• [Exercise]: Could you extract the passage of the Labour party interview starting with "Of course the" and going on through "from Corbyn’s opponents?", copying it word for word?

In terms of bringing the party to the left, or reforming party democracy, what role do you think reselection plays?

It’s a basic matter of accountability, isn’t it? People are standing as Labour candidates – they should have the confidence and backing of their constituency parties.

Do you think what it means to be a Labour member has changed since Corbyn?

Of course the Labour party has changed in the past year, as anyone who was around in the Blair, Brown, Miliband era will tell you. It’s a completely transformed party.

Will there be a strong reaction to the release of this pamphlet from Corbyn’s opponents?

Because the main aim is to set out the rules as they stand, I don’t see how there can be – if you want to use the rules, this is how to go about it. I explicitly spelled out that it’s a level playing field – if your Corbyn supporting MP doesn’t meet the expectations of the constituency party, then she or he is just as subject to a challenge.

What do you think of the new spate of suspensions and exclusions of some people who have just joined the party, and of other people, including Ronnie Draper, the General Secretary of the Bakers’ Union, who have been around for many years?

It’s clear that the Labour party machinery is playing hardball in this election, right from the start, with the freeze date and in the way they set up the registered supporters scheme, with the £25 buy in – they’re doing everything they can to influence this election unfairly. Whether they will succeed is an open question – they will if they can get away with it.

I’ve been seeing comments on social media from people who seem quite disheartened on the Corbyn side, who feel that there’s a chance that Smith might win through a war of attrition.

• [Excerpted data]:
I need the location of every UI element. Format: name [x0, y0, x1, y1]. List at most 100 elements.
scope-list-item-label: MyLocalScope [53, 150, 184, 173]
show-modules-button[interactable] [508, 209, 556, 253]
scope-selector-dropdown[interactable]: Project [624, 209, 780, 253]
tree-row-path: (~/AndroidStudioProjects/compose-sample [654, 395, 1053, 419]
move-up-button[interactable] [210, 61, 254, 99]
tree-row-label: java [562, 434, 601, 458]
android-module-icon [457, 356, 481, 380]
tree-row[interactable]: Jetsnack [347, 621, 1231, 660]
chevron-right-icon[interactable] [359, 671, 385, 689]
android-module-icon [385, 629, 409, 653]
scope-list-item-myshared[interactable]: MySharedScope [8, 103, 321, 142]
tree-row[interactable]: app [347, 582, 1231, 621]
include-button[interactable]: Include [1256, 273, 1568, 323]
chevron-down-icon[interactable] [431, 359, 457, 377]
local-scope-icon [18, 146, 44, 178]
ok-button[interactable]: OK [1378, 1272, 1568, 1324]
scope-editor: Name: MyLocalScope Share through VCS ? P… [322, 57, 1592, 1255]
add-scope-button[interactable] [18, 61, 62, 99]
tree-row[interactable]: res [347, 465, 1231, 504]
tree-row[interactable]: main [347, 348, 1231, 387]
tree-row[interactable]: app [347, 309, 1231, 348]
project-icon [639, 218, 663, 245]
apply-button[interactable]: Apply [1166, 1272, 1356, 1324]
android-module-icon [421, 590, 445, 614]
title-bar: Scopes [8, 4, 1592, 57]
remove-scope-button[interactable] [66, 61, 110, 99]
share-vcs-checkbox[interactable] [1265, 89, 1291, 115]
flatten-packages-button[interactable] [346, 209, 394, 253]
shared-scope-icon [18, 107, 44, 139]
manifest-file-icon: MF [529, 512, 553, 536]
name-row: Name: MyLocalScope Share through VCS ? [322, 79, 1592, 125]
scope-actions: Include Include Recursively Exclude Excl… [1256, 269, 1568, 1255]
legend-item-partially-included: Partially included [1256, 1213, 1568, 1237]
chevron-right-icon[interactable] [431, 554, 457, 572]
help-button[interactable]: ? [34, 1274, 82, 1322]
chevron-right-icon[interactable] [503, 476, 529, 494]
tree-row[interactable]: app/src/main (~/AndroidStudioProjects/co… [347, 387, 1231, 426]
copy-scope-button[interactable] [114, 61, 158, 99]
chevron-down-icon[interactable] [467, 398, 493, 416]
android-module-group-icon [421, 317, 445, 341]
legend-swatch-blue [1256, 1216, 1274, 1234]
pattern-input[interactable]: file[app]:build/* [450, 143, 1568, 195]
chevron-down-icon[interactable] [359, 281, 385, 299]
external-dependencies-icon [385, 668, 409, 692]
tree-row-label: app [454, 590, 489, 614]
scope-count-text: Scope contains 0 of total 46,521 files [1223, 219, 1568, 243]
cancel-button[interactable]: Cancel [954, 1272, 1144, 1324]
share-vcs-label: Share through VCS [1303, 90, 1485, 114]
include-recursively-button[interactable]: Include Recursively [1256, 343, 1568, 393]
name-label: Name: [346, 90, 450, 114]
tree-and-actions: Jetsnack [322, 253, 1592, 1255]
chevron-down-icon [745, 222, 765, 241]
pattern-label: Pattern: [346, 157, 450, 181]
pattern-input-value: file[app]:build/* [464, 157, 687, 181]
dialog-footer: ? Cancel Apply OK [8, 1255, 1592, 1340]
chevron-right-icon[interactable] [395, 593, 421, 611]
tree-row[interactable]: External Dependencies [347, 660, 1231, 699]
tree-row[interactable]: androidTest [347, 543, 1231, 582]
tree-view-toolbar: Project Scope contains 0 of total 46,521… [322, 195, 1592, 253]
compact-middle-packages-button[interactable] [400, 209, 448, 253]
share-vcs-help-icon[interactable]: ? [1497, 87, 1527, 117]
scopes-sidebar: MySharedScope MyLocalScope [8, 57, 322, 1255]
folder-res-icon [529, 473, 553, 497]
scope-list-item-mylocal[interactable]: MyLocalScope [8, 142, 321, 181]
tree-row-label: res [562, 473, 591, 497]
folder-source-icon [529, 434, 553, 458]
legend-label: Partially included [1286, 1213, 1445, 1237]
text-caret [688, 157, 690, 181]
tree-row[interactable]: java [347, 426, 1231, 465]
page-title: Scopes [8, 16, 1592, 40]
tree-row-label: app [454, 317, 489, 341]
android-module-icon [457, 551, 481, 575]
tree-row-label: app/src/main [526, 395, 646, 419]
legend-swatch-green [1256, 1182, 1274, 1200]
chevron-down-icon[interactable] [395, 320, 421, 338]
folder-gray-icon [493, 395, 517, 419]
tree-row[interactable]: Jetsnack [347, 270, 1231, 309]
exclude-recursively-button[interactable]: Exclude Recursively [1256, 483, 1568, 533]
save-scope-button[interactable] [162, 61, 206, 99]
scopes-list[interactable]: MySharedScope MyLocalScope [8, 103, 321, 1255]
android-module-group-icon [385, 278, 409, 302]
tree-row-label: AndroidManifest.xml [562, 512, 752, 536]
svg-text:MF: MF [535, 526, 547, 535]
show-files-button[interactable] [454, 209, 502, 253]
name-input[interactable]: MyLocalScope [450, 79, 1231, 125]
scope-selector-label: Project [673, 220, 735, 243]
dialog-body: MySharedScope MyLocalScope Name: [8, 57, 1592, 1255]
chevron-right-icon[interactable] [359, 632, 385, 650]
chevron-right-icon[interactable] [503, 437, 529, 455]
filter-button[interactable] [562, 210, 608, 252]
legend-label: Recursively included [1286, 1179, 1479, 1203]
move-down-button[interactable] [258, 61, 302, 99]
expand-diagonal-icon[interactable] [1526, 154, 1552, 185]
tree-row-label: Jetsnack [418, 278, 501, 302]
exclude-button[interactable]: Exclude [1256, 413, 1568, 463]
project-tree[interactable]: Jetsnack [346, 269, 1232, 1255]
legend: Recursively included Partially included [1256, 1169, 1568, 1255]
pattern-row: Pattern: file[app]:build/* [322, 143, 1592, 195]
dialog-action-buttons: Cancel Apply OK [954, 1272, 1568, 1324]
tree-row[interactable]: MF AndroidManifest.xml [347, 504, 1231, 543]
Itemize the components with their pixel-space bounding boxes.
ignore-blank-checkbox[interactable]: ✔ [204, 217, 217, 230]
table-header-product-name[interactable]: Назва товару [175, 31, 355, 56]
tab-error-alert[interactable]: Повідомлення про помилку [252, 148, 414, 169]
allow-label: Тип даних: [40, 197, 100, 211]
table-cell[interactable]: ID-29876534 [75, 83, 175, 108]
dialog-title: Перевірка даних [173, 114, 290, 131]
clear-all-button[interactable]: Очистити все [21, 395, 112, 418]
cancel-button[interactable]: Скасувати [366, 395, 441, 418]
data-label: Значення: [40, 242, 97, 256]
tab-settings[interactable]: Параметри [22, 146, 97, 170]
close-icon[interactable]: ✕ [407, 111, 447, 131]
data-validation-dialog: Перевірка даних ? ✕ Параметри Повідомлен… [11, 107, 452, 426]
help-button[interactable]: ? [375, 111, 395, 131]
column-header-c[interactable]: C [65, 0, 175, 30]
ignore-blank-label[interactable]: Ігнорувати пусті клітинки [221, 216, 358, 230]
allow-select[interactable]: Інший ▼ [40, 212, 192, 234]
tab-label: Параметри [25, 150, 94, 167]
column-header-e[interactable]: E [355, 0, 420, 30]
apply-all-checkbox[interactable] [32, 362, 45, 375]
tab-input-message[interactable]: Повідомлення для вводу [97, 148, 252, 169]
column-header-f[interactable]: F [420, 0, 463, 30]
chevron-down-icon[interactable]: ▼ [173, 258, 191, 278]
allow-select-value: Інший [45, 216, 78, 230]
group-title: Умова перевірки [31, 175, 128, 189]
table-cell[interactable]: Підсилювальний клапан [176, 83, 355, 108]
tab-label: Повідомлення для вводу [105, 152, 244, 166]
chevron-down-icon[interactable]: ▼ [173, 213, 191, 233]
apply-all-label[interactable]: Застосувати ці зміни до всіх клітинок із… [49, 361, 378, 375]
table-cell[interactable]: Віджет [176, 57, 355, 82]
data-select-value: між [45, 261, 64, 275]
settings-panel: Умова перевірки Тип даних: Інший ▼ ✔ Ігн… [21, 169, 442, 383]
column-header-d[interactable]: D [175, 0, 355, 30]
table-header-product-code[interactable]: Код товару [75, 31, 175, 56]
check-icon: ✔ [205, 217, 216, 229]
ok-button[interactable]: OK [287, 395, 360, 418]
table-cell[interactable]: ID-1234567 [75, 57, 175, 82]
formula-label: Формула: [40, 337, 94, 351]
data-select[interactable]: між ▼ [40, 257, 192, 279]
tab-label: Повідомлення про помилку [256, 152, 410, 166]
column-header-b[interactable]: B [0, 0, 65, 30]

• [Written answer]:
Of course the Labour party has changed in the past year, as anyone who was around in the Blair, Brown, Miliband era will tell you. It’s a completely transformed party.

Will there be a strong reaction to the release of this pamphlet from Corbyn’s opponents?